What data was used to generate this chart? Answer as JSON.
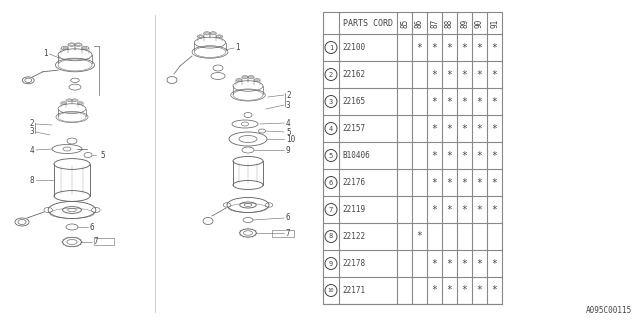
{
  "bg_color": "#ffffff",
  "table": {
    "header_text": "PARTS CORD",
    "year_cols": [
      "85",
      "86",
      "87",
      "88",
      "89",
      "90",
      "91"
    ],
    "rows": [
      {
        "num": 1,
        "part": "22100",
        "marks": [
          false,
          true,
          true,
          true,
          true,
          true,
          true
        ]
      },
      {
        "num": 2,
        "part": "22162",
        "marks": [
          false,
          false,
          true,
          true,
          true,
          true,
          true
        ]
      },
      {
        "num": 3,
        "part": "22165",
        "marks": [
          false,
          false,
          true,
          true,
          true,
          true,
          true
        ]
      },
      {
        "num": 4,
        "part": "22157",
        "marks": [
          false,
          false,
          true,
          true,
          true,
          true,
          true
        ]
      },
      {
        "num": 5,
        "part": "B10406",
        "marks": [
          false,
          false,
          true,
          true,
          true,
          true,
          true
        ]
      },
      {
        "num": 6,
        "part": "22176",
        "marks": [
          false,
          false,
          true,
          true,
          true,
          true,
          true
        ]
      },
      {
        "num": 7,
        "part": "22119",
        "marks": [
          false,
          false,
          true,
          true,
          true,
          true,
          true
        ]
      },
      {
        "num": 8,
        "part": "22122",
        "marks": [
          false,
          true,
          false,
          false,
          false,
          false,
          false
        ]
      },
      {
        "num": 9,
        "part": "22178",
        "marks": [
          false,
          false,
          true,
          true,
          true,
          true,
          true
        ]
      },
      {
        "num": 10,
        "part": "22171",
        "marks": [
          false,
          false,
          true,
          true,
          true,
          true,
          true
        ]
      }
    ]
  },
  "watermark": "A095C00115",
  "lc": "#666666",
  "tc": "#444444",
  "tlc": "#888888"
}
◇ ◇ ◇ ◇ ◇ ◇ ◇
(AIM OF THE EXERCISE) What comes back should match the records exactly, minus any pictures.

(SOLUTION)
What data was used to generate this chart? Answer as JSON.
{
  "bg_color": "#ffffff",
  "table": {
    "header_text": "PARTS CORD",
    "year_cols": [
      "85",
      "86",
      "87",
      "88",
      "89",
      "90",
      "91"
    ],
    "rows": [
      {
        "num": 1,
        "part": "22100",
        "marks": [
          false,
          true,
          true,
          true,
          true,
          true,
          true
        ]
      },
      {
        "num": 2,
        "part": "22162",
        "marks": [
          false,
          false,
          true,
          true,
          true,
          true,
          true
        ]
      },
      {
        "num": 3,
        "part": "22165",
        "marks": [
          false,
          false,
          true,
          true,
          true,
          true,
          true
        ]
      },
      {
        "num": 4,
        "part": "22157",
        "marks": [
          false,
          false,
          true,
          true,
          true,
          true,
          true
        ]
      },
      {
        "num": 5,
        "part": "B10406",
        "marks": [
          false,
          false,
          true,
          true,
          true,
          true,
          true
        ]
      },
      {
        "num": 6,
        "part": "22176",
        "marks": [
          false,
          false,
          true,
          true,
          true,
          true,
          true
        ]
      },
      {
        "num": 7,
        "part": "22119",
        "marks": [
          false,
          false,
          true,
          true,
          true,
          true,
          true
        ]
      },
      {
        "num": 8,
        "part": "22122",
        "marks": [
          false,
          true,
          false,
          false,
          false,
          false,
          false
        ]
      },
      {
        "num": 9,
        "part": "22178",
        "marks": [
          false,
          false,
          true,
          true,
          true,
          true,
          true
        ]
      },
      {
        "num": 10,
        "part": "22171",
        "marks": [
          false,
          false,
          true,
          true,
          true,
          true,
          true
        ]
      }
    ]
  },
  "watermark": "A095C00115",
  "lc": "#666666",
  "tc": "#444444",
  "tlc": "#888888"
}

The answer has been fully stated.